Look through the records and copy every line in which "dysgenesis" appears.

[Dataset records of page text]
******************************

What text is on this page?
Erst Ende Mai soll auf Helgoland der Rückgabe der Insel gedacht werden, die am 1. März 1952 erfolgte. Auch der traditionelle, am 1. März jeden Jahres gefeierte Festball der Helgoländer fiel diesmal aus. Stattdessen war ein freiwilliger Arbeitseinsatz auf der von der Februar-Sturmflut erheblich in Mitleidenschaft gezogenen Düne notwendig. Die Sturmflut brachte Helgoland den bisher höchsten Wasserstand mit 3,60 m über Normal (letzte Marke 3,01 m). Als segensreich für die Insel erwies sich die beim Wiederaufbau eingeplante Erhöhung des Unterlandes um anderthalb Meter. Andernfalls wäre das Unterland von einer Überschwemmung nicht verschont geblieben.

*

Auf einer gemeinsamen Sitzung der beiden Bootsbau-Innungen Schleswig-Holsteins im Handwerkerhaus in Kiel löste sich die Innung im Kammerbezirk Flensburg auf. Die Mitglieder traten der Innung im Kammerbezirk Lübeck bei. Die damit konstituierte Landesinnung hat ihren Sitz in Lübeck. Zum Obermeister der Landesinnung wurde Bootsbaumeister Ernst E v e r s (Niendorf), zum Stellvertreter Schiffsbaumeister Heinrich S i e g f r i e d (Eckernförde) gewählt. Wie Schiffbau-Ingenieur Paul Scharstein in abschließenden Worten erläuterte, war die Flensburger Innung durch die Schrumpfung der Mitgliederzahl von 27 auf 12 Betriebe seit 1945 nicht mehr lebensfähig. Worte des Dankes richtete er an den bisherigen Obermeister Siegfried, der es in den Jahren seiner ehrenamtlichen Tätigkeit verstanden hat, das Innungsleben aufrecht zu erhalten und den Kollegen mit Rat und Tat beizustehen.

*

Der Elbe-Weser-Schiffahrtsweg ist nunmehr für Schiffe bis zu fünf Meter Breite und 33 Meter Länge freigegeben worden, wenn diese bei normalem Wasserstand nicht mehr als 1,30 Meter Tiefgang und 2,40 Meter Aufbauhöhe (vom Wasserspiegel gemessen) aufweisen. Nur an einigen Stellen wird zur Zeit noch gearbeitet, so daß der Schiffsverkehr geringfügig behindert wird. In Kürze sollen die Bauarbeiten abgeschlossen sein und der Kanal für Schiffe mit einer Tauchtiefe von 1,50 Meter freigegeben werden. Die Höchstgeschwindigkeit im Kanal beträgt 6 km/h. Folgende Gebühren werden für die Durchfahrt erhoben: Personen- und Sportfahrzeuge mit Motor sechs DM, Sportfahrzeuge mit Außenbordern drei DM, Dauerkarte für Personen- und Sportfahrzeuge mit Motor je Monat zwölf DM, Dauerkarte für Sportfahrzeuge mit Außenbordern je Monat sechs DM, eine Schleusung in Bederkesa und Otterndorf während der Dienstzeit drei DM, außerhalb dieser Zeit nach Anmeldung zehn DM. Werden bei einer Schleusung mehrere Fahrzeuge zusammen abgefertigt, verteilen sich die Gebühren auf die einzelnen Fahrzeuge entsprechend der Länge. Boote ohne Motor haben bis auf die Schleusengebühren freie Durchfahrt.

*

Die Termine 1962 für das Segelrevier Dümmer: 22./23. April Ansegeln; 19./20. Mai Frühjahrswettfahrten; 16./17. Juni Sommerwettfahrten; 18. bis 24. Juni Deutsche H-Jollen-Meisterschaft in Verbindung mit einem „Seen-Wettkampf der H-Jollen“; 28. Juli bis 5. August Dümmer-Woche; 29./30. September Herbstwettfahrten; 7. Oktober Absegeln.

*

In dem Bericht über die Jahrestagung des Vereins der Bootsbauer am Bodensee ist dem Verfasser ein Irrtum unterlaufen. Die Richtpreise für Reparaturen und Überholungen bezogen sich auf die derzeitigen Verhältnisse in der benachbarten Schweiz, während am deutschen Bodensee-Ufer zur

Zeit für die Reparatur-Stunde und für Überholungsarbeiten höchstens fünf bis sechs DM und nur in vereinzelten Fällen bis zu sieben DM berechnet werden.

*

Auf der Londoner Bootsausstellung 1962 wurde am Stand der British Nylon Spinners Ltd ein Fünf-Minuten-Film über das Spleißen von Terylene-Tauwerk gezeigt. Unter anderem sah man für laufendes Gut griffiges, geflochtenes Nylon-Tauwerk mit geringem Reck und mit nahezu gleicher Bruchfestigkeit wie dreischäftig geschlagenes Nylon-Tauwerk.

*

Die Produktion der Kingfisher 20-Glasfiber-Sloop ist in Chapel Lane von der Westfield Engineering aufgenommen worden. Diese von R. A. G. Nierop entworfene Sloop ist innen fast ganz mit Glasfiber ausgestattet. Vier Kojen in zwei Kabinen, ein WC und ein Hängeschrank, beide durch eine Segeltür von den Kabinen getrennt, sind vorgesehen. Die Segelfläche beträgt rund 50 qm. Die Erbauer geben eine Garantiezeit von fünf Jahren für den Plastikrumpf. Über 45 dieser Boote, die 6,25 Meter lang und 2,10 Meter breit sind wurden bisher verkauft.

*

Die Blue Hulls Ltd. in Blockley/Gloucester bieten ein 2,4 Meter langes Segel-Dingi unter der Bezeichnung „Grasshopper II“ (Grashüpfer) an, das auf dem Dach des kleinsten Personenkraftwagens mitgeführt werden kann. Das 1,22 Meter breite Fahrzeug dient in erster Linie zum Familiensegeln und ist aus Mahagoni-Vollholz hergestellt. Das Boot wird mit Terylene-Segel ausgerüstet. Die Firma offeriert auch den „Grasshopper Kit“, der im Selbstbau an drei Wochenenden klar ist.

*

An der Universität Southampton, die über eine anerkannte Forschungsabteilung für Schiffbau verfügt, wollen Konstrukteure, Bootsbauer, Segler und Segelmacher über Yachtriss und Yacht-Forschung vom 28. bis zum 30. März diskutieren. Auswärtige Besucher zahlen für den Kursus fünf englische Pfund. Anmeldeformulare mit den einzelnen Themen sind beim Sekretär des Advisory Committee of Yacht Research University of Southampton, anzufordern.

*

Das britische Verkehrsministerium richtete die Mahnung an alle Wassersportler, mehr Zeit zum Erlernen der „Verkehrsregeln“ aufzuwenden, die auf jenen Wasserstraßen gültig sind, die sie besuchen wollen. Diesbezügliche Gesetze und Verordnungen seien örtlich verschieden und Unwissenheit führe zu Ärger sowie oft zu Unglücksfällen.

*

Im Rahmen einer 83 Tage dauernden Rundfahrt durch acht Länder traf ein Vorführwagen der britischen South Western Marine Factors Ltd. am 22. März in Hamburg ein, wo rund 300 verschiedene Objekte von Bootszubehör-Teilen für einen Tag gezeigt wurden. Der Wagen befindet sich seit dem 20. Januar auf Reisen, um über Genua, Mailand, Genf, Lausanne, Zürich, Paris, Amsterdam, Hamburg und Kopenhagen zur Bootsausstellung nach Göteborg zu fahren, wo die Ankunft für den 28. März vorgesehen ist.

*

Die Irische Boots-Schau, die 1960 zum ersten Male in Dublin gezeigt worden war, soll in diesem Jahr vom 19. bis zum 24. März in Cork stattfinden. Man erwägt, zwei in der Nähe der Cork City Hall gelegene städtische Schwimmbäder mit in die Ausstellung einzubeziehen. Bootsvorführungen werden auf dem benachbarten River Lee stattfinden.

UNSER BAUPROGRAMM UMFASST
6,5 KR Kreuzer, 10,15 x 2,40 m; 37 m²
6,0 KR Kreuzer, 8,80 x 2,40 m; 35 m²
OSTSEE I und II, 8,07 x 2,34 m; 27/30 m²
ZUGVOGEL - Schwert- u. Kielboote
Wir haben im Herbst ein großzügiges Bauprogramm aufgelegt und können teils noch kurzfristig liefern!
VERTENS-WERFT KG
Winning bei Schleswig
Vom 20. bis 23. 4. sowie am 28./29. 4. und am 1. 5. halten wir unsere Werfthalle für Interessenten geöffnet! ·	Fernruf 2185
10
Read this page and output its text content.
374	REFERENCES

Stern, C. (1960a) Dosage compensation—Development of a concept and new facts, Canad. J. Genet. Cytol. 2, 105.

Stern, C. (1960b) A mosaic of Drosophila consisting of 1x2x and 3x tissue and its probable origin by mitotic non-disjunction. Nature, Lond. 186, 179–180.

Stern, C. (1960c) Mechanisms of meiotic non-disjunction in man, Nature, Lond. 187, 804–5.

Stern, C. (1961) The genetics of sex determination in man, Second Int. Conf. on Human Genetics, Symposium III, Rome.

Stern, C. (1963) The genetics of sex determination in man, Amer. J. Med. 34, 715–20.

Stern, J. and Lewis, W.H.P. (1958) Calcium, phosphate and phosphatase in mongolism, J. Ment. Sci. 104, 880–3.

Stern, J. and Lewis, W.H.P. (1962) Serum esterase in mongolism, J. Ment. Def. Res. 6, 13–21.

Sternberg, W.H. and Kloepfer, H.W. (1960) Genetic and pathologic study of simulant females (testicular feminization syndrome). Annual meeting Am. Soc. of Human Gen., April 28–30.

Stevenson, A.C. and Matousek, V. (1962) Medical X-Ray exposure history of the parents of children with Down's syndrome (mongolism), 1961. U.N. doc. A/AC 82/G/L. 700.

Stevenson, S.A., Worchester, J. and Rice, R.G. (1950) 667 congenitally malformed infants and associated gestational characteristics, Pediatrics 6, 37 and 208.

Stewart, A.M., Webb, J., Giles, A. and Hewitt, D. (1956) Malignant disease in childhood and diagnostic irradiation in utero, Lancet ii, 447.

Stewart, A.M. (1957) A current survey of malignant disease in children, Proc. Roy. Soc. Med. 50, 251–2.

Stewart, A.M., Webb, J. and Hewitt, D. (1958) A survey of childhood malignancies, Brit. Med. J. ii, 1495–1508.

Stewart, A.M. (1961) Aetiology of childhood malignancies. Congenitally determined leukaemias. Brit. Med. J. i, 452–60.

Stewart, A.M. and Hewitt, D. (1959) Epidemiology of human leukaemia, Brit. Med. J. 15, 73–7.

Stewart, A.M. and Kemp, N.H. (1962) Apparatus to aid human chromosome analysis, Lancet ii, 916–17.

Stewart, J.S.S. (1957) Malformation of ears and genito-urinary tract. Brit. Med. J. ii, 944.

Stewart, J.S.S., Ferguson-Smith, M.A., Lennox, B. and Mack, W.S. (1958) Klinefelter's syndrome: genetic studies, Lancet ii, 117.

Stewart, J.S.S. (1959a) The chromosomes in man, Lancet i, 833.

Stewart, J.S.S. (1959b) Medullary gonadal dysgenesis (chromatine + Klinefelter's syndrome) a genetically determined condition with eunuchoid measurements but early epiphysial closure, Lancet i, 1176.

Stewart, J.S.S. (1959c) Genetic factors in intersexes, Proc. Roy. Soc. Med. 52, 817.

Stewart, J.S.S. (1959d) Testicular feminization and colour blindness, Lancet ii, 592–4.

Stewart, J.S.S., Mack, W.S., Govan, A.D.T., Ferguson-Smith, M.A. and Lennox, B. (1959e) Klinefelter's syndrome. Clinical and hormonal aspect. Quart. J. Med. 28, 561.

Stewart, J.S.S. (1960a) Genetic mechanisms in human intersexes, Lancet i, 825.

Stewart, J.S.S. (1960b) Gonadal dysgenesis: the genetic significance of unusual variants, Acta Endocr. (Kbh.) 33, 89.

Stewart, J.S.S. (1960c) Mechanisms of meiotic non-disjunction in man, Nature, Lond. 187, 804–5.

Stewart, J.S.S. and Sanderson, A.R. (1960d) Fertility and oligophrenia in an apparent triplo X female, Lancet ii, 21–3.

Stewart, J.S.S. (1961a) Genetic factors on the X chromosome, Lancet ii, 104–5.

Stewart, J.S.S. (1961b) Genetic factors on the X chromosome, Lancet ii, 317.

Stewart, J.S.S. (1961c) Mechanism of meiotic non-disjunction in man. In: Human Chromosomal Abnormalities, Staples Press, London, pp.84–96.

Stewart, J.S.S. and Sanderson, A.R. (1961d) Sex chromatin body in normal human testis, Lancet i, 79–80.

******************************

RESPONSE:
Stewart, J.S.S. (1959b) Medullary gonadal dysgenesis (chromatine + Klinefelter's syndrome) a genetically determined condition with eunuchoid measurements but early epiphysial closure, Lancet i, 1176.
Stewart, J.S.S. (1960b) Gonadal dysgenesis: the genetic significance of unusual variants, Acta Endocr. (Kbh.) 33, 89.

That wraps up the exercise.